-- SHORT PROBLEM --
Any picture among the records should be left out, please; retype the rest exactly.

-- DATA RECORDS --
..........
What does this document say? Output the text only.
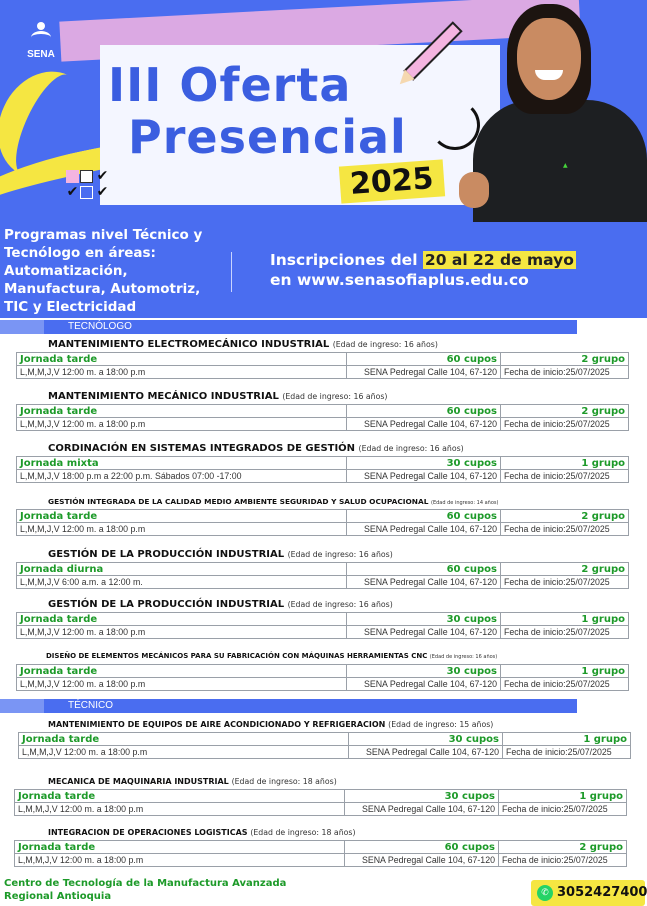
SENA
III Oferta
Presencial
2025
✔
✔ ✔
▲
Programas nivel Técnico y
Tecnólogo en áreas:
Automatización,
Manufactura, Automotriz,
TIC y Electricidad
Inscripciones del 20 al 22 de mayo
en www.senasofiaplus.edu.co
TECNÓLOGO
MANTENIMIENTO ELECTROMECÁNICO INDUSTRIAL (Edad de ingreso: 16 años)
Jornada tarde	60 cupos	2 grupo
L,M,M,J,V 12:00 m. a 18:00 p.m	SENA Pedregal Calle 104, 67-120	Fecha de inicio:25/07/2025
MANTENIMIENTO MECÁNICO INDUSTRIAL (Edad de ingreso: 16 años)
Jornada tarde	60 cupos	2 grupo
L,M,M,J,V 12:00 m. a 18:00 p.m	SENA Pedregal Calle 104, 67-120	Fecha de inicio:25/07/2025
CORDINACIÓN EN SISTEMAS INTEGRADOS DE GESTIÓN (Edad de ingreso: 16 años)
Jornada mixta	30 cupos	1 grupo
L,M,M,J,V 18:00 p.m a 22:00 p.m. Sábados 07:00 -17:00	SENA Pedregal Calle 104, 67-120	Fecha de inicio:25/07/2025
GESTIÓN INTEGRADA DE LA CALIDAD MEDIO AMBIENTE SEGURIDAD Y SALUD OCUPACIONAL (Edad de ingreso: 14 años)
Jornada tarde	60 cupos	2 grupo
L,M,M,J,V 12:00 m. a 18:00 p.m	SENA Pedregal Calle 104, 67-120	Fecha de inicio:25/07/2025
GESTIÓN DE LA PRODUCCIÓN INDUSTRIAL (Edad de ingreso: 16 años)
Jornada diurna	60 cupos	2 grupo
L,M,M,J,V 6:00 a.m. a 12:00 m.	SENA Pedregal Calle 104, 67-120	Fecha de inicio:25/07/2025
GESTIÓN DE LA PRODUCCIÓN INDUSTRIAL (Edad de ingreso: 16 años)
Jornada tarde	30 cupos	1 grupo
L,M,M,J,V 12:00 m. a 18:00 p.m	SENA Pedregal Calle 104, 67-120	Fecha de inicio:25/07/2025
DISEÑO DE ELEMENTOS MECÁNICOS PARA SU FABRICACIÓN CON MÁQUINAS HERRAMIENTAS CNC (Edad de ingreso: 16 años)
Jornada tarde	30 cupos	1 grupo
L,M,M,J,V 12:00 m. a 18:00 p.m	SENA Pedregal Calle 104, 67-120	Fecha de inicio:25/07/2025
MANTENIMIENTO DE EQUIPOS DE AIRE ACONDICIONADO Y REFRIGERACION (Edad de ingreso: 15 años)
Jornada tarde	30 cupos	1 grupo
L,M,M,J,V 12:00 m. a 18:00 p.m	SENA Pedregal Calle 104, 67-120	Fecha de inicio:25/07/2025
MECANICA DE MAQUINARIA INDUSTRIAL (Edad de ingreso: 18 años)
Jornada tarde	30 cupos	1 grupo
L,M,M,J,V 12:00 m. a 18:00 p.m	SENA Pedregal Calle 104, 67-120	Fecha de inicio:25/07/2025
INTEGRACION DE OPERACIONES LOGISTICAS (Edad de ingreso: 18 años)
Jornada tarde	60 cupos	2 grupo
L,M,M,J,V 12:00 m. a 18:00 p.m	SENA Pedregal Calle 104, 67-120	Fecha de inicio:25/07/2025
TÉCNICO
Centro de Tecnología de la Manufactura Avanzada
Regional Antioquia	✆ 3052427400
..........
-- WRITTEN SOLUTION --
What does this document say? Output the text only.
SENA
III Oferta
Presencial
2025
✔
✔ ✔
▲
Programas nivel Técnico y
Tecnólogo en áreas:
Automatización,
Manufactura, Automotriz,
TIC y Electricidad
Inscripciones del 20 al 22 de mayo
en www.senasofiaplus.edu.co
TECNÓLOGO
MANTENIMIENTO ELECTROMECÁNICO INDUSTRIAL (Edad de ingreso: 16 años)
Jornada tarde	60 cupos	2 grupo
L,M,M,J,V 12:00 m. a 18:00 p.m	SENA Pedregal Calle 104, 67-120	Fecha de inicio:25/07/2025
MANTENIMIENTO MECÁNICO INDUSTRIAL (Edad de ingreso: 16 años)
Jornada tarde	60 cupos	2 grupo
L,M,M,J,V 12:00 m. a 18:00 p.m	SENA Pedregal Calle 104, 67-120	Fecha de inicio:25/07/2025
CORDINACIÓN EN SISTEMAS INTEGRADOS DE GESTIÓN (Edad de ingreso: 16 años)
Jornada mixta	30 cupos	1 grupo
L,M,M,J,V 18:00 p.m a 22:00 p.m. Sábados 07:00 -17:00	SENA Pedregal Calle 104, 67-120	Fecha de inicio:25/07/2025
GESTIÓN INTEGRADA DE LA CALIDAD MEDIO AMBIENTE SEGURIDAD Y SALUD OCUPACIONAL (Edad de ingreso: 14 años)
Jornada tarde	60 cupos	2 grupo
L,M,M,J,V 12:00 m. a 18:00 p.m	SENA Pedregal Calle 104, 67-120	Fecha de inicio:25/07/2025
GESTIÓN DE LA PRODUCCIÓN INDUSTRIAL (Edad de ingreso: 16 años)
Jornada diurna	60 cupos	2 grupo
L,M,M,J,V 6:00 a.m. a 12:00 m.	SENA Pedregal Calle 104, 67-120	Fecha de inicio:25/07/2025
GESTIÓN DE LA PRODUCCIÓN INDUSTRIAL (Edad de ingreso: 16 años)
Jornada tarde	30 cupos	1 grupo
L,M,M,J,V 12:00 m. a 18:00 p.m	SENA Pedregal Calle 104, 67-120	Fecha de inicio:25/07/2025
DISEÑO DE ELEMENTOS MECÁNICOS PARA SU FABRICACIÓN CON MÁQUINAS HERRAMIENTAS CNC (Edad de ingreso: 16 años)
Jornada tarde	30 cupos	1 grupo
L,M,M,J,V 12:00 m. a 18:00 p.m	SENA Pedregal Calle 104, 67-120	Fecha de inicio:25/07/2025
MANTENIMIENTO DE EQUIPOS DE AIRE ACONDICIONADO Y REFRIGERACION (Edad de ingreso: 15 años)
Jornada tarde	30 cupos	1 grupo
L,M,M,J,V 12:00 m. a 18:00 p.m	SENA Pedregal Calle 104, 67-120	Fecha de inicio:25/07/2025
MECANICA DE MAQUINARIA INDUSTRIAL (Edad de ingreso: 18 años)
Jornada tarde	30 cupos	1 grupo
L,M,M,J,V 12:00 m. a 18:00 p.m	SENA Pedregal Calle 104, 67-120	Fecha de inicio:25/07/2025
INTEGRACION DE OPERACIONES LOGISTICAS (Edad de ingreso: 18 años)
Jornada tarde	60 cupos	2 grupo
L,M,M,J,V 12:00 m. a 18:00 p.m	SENA Pedregal Calle 104, 67-120	Fecha de inicio:25/07/2025
TÉCNICO
Centro de Tecnología de la Manufactura Avanzada
Regional Antioquia	✆ 3052427400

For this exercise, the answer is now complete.